# [EXERCISE REQUIREMENTS]
Reproduce every line of the material below, but drop the pictures.

===

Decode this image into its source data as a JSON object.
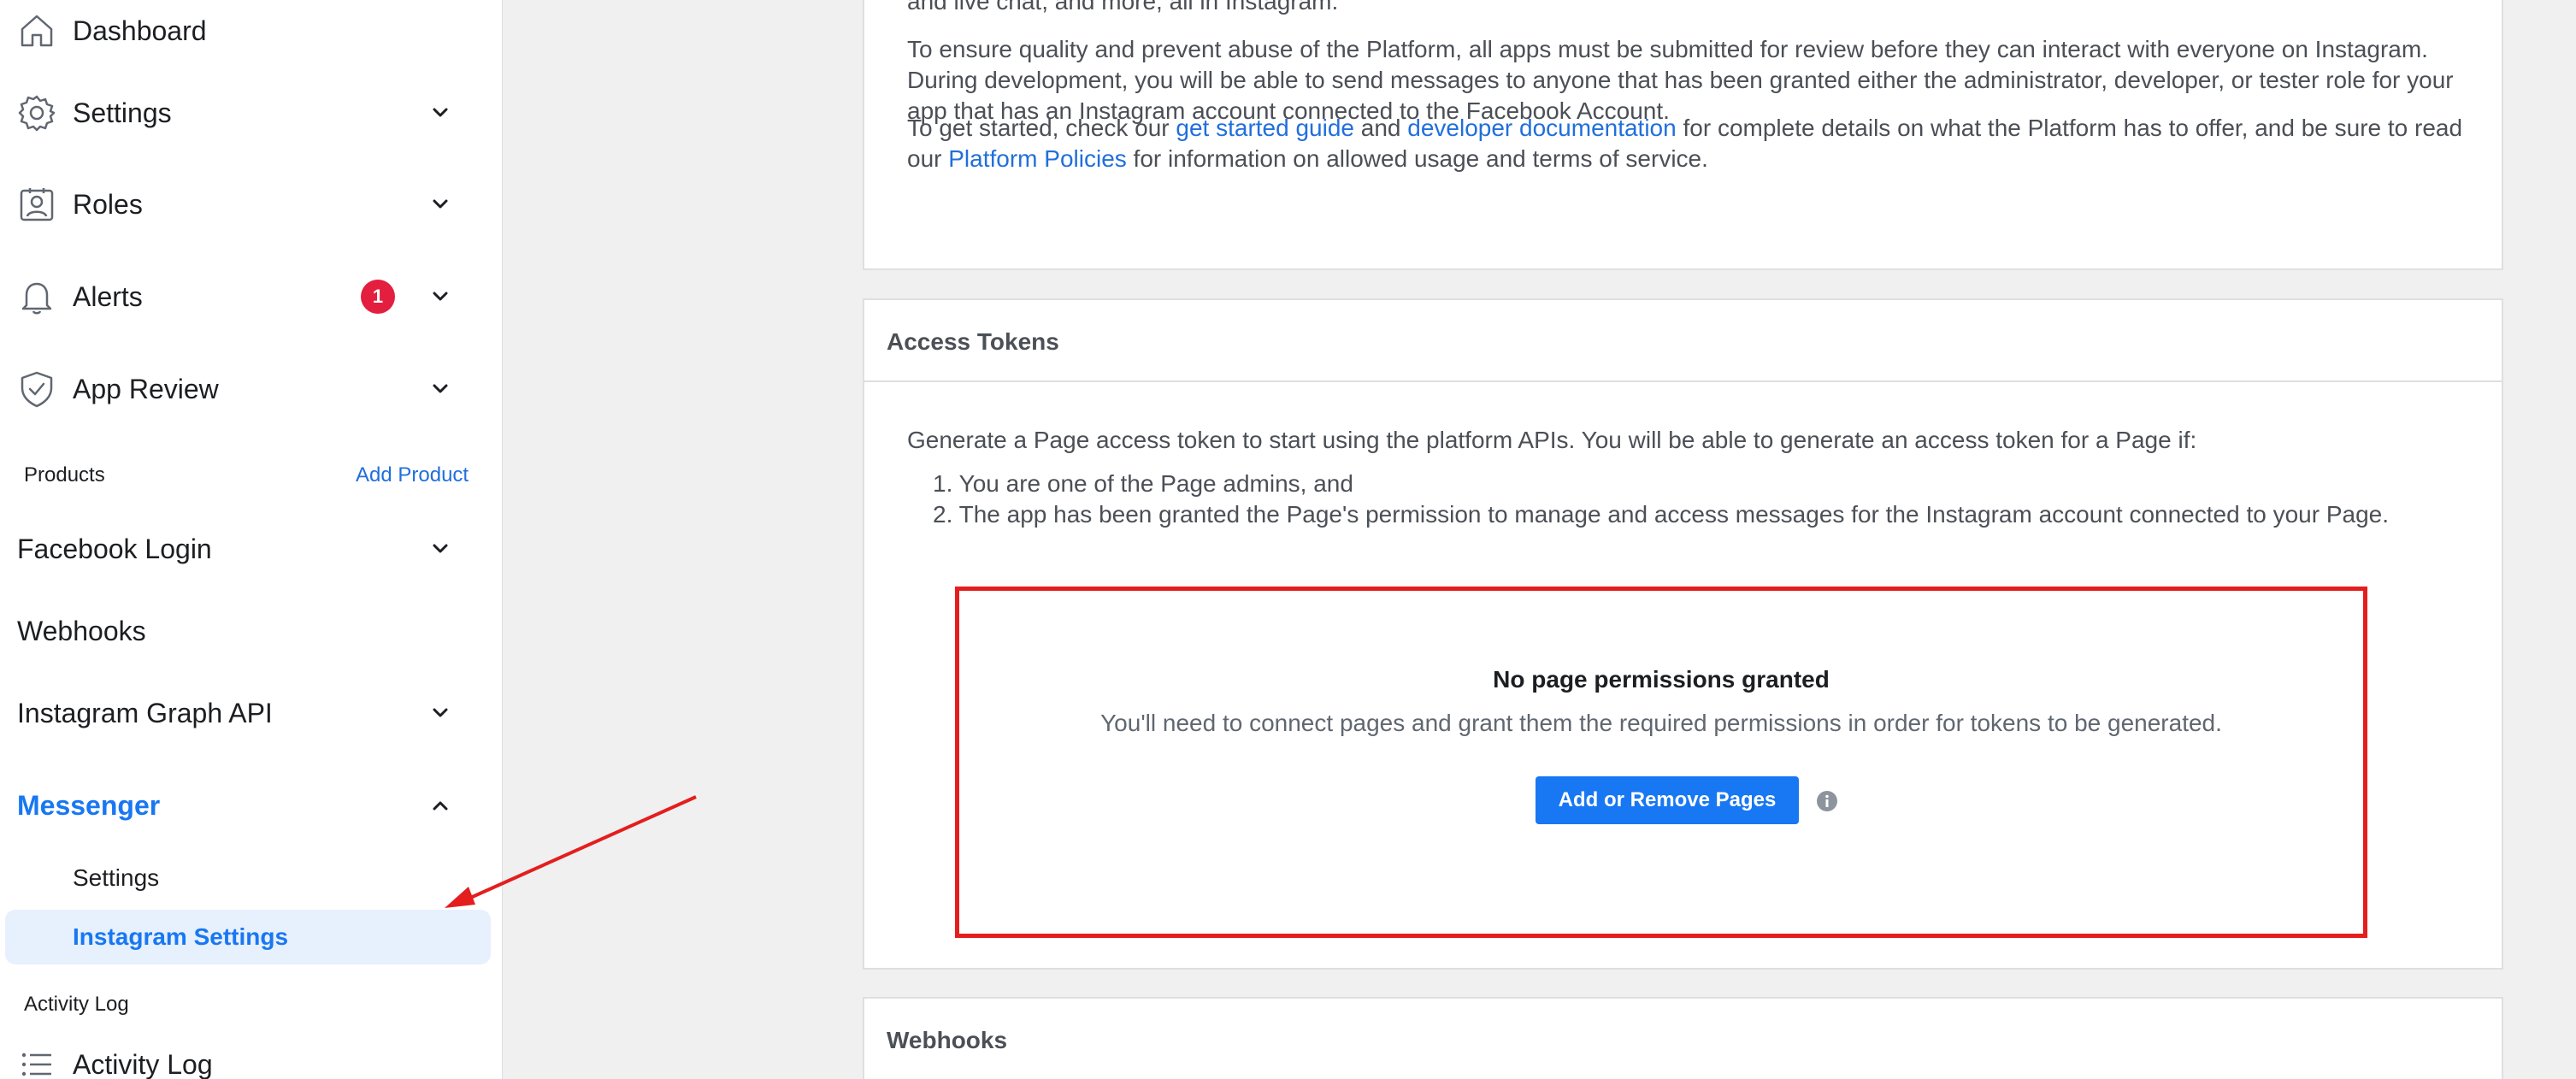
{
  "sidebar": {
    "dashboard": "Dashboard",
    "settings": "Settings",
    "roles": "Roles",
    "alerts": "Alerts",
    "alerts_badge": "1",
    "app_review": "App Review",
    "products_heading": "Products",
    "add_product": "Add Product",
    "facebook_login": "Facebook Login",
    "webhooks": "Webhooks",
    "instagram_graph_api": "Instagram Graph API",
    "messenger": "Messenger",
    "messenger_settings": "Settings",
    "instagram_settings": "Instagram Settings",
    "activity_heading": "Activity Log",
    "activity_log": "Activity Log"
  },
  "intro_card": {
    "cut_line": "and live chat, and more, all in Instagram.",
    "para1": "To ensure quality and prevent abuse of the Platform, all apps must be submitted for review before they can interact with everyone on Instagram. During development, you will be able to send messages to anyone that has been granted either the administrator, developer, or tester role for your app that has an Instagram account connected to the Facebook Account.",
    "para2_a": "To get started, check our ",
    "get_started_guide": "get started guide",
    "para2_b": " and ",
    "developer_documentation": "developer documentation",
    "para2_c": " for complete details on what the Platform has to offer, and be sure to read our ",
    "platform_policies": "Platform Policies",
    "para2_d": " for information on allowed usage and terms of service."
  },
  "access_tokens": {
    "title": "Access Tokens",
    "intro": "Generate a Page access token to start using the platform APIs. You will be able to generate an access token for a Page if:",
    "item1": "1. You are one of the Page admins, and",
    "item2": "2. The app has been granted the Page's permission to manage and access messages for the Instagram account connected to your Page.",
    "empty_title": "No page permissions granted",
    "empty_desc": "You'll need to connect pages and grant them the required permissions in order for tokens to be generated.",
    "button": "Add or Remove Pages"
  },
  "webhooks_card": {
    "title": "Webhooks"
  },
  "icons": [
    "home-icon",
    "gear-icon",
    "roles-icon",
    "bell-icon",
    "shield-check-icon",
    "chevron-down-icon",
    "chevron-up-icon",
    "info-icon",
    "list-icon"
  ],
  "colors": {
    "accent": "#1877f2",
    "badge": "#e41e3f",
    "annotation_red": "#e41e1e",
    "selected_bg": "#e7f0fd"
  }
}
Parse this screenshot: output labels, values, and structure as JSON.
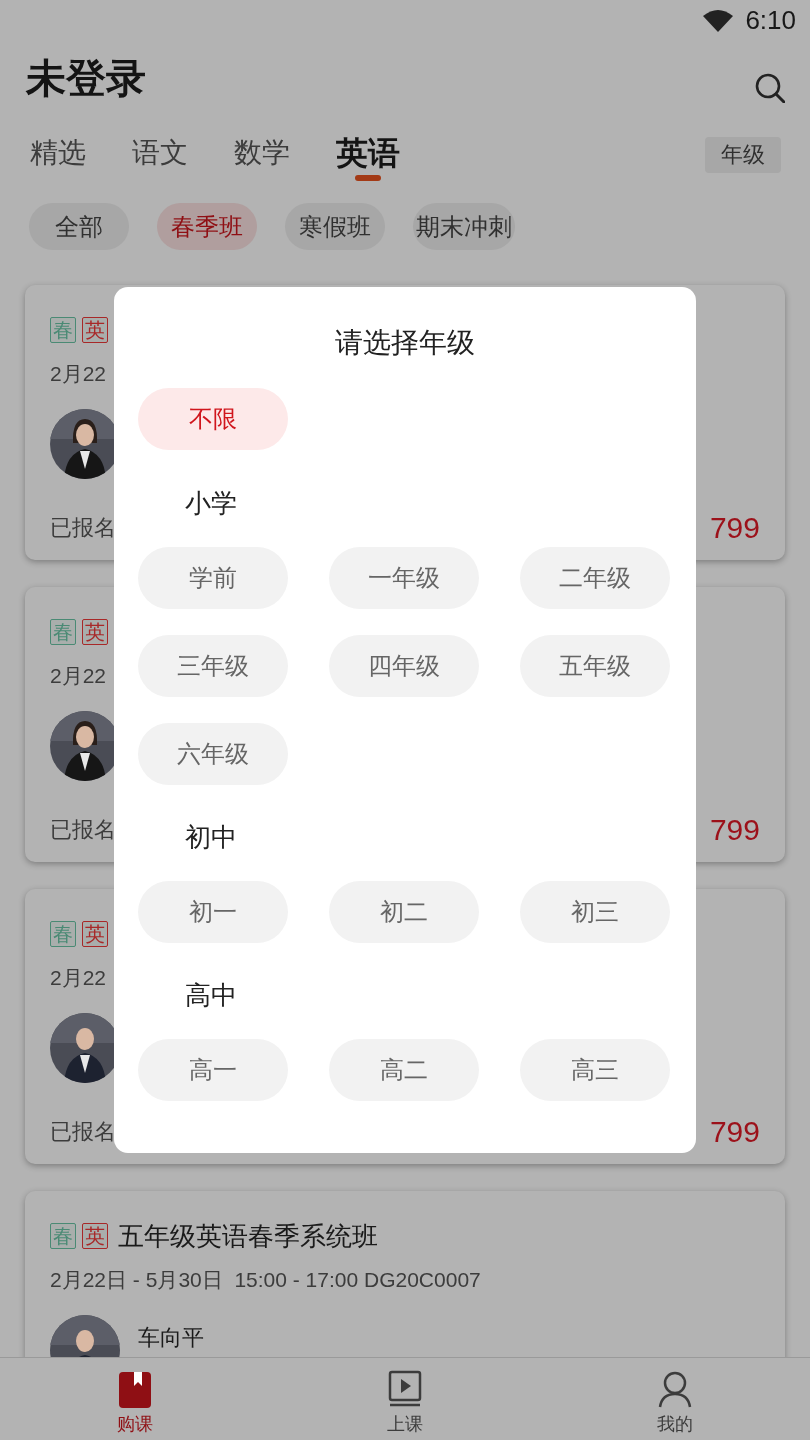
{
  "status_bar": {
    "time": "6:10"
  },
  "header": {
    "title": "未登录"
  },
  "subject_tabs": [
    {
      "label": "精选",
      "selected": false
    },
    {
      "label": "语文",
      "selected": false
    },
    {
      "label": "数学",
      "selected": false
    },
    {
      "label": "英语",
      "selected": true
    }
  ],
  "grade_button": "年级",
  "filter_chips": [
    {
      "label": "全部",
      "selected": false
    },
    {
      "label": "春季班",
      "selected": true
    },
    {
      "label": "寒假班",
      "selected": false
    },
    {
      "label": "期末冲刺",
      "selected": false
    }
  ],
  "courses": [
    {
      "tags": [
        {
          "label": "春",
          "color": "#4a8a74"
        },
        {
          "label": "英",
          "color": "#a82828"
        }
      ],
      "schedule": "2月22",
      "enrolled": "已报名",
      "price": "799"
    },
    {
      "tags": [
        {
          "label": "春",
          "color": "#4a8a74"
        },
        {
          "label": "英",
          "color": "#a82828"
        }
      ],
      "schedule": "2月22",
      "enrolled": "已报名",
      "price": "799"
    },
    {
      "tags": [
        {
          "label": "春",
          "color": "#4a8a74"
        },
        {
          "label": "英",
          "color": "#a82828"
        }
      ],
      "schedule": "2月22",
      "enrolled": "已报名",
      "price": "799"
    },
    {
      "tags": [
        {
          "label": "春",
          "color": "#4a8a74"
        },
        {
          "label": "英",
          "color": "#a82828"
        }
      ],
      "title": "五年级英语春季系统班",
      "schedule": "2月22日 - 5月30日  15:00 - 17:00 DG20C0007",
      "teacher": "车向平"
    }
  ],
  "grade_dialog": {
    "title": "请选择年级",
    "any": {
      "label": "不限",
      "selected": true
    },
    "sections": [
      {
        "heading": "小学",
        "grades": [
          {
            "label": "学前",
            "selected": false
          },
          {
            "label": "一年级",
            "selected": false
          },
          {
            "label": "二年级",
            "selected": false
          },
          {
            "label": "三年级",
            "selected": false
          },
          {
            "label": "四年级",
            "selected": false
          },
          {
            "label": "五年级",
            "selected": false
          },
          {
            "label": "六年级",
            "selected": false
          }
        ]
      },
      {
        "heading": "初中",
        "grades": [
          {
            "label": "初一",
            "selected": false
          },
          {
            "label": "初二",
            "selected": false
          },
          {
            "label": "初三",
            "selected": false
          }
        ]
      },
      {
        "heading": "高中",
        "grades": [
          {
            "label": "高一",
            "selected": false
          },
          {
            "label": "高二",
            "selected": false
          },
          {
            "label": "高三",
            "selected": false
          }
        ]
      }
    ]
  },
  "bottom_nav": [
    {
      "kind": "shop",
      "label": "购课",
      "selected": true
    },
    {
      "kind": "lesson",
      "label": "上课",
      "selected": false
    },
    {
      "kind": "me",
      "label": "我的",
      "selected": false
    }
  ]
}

===

# [THE COMPLETED TASK]
Decode this image into its source data as a JSON object.
{
  "sidebar": {
    "dashboard": "Dashboard",
    "settings": "Settings",
    "roles": "Roles",
    "alerts": "Alerts",
    "alerts_badge": "1",
    "app_review": "App Review",
    "products_heading": "Products",
    "add_product": "Add Product",
    "facebook_login": "Facebook Login",
    "webhooks": "Webhooks",
    "instagram_graph_api": "Instagram Graph API",
    "messenger": "Messenger",
    "messenger_settings": "Settings",
    "instagram_settings": "Instagram Settings",
    "activity_heading": "Activity Log",
    "activity_log": "Activity Log"
  },
  "intro_card": {
    "cut_line": "and live chat, and more, all in Instagram.",
    "para1": "To ensure quality and prevent abuse of the Platform, all apps must be submitted for review before they can interact with everyone on Instagram. During development, you will be able to send messages to anyone that has been granted either the administrator, developer, or tester role for your app that has an Instagram account connected to the Facebook Account.",
    "para2_a": "To get started, check our ",
    "get_started_guide": "get started guide",
    "para2_b": " and ",
    "developer_documentation": "developer documentation",
    "para2_c": " for complete details on what the Platform has to offer, and be sure to read our ",
    "platform_policies": "Platform Policies",
    "para2_d": " for information on allowed usage and terms of service."
  },
  "access_tokens": {
    "title": "Access Tokens",
    "intro": "Generate a Page access token to start using the platform APIs. You will be able to generate an access token for a Page if:",
    "item1": "1. You are one of the Page admins, and",
    "item2": "2. The app has been granted the Page's permission to manage and access messages for the Instagram account connected to your Page.",
    "empty_title": "No page permissions granted",
    "empty_desc": "You'll need to connect pages and grant them the required permissions in order for tokens to be generated.",
    "button": "Add or Remove Pages"
  },
  "webhooks_card": {
    "title": "Webhooks"
  },
  "icons": [
    "home-icon",
    "gear-icon",
    "roles-icon",
    "bell-icon",
    "shield-check-icon",
    "chevron-down-icon",
    "chevron-up-icon",
    "info-icon",
    "list-icon"
  ],
  "colors": {
    "accent": "#1877f2",
    "badge": "#e41e3f",
    "annotation_red": "#e41e1e",
    "selected_bg": "#e7f0fd"
  }
}
Parse this screenshot: output labels, values, and structure as JSON.
{
  "status_bar": {
    "time": "6:10"
  },
  "header": {
    "title": "未登录"
  },
  "subject_tabs": [
    {
      "label": "精选",
      "selected": false
    },
    {
      "label": "语文",
      "selected": false
    },
    {
      "label": "数学",
      "selected": false
    },
    {
      "label": "英语",
      "selected": true
    }
  ],
  "grade_button": "年级",
  "filter_chips": [
    {
      "label": "全部",
      "selected": false
    },
    {
      "label": "春季班",
      "selected": true
    },
    {
      "label": "寒假班",
      "selected": false
    },
    {
      "label": "期末冲刺",
      "selected": false
    }
  ],
  "courses": [
    {
      "tags": [
        {
          "label": "春",
          "color": "#4a8a74"
        },
        {
          "label": "英",
          "color": "#a82828"
        }
      ],
      "schedule": "2月22",
      "enrolled": "已报名",
      "price": "799"
    },
    {
      "tags": [
        {
          "label": "春",
          "color": "#4a8a74"
        },
        {
          "label": "英",
          "color": "#a82828"
        }
      ],
      "schedule": "2月22",
      "enrolled": "已报名",
      "price": "799"
    },
    {
      "tags": [
        {
          "label": "春",
          "color": "#4a8a74"
        },
        {
          "label": "英",
          "color": "#a82828"
        }
      ],
      "schedule": "2月22",
      "enrolled": "已报名",
      "price": "799"
    },
    {
      "tags": [
        {
          "label": "春",
          "color": "#4a8a74"
        },
        {
          "label": "英",
          "color": "#a82828"
        }
      ],
      "title": "五年级英语春季系统班",
      "schedule": "2月22日 - 5月30日  15:00 - 17:00 DG20C0007",
      "teacher": "车向平"
    }
  ],
  "grade_dialog": {
    "title": "请选择年级",
    "any": {
      "label": "不限",
      "selected": true
    },
    "sections": [
      {
        "heading": "小学",
        "grades": [
          {
            "label": "学前",
            "selected": false
          },
          {
            "label": "一年级",
            "selected": false
          },
          {
            "label": "二年级",
            "selected": false
          },
          {
            "label": "三年级",
            "selected": false
          },
          {
            "label": "四年级",
            "selected": false
          },
          {
            "label": "五年级",
            "selected": false
          },
          {
            "label": "六年级",
            "selected": false
          }
        ]
      },
      {
        "heading": "初中",
        "grades": [
          {
            "label": "初一",
            "selected": false
          },
          {
            "label": "初二",
            "selected": false
          },
          {
            "label": "初三",
            "selected": false
          }
        ]
      },
      {
        "heading": "高中",
        "grades": [
          {
            "label": "高一",
            "selected": false
          },
          {
            "label": "高二",
            "selected": false
          },
          {
            "label": "高三",
            "selected": false
          }
        ]
      }
    ]
  },
  "bottom_nav": [
    {
      "kind": "shop",
      "label": "购课",
      "selected": true
    },
    {
      "kind": "lesson",
      "label": "上课",
      "selected": false
    },
    {
      "kind": "me",
      "label": "我的",
      "selected": false
    }
  ]
}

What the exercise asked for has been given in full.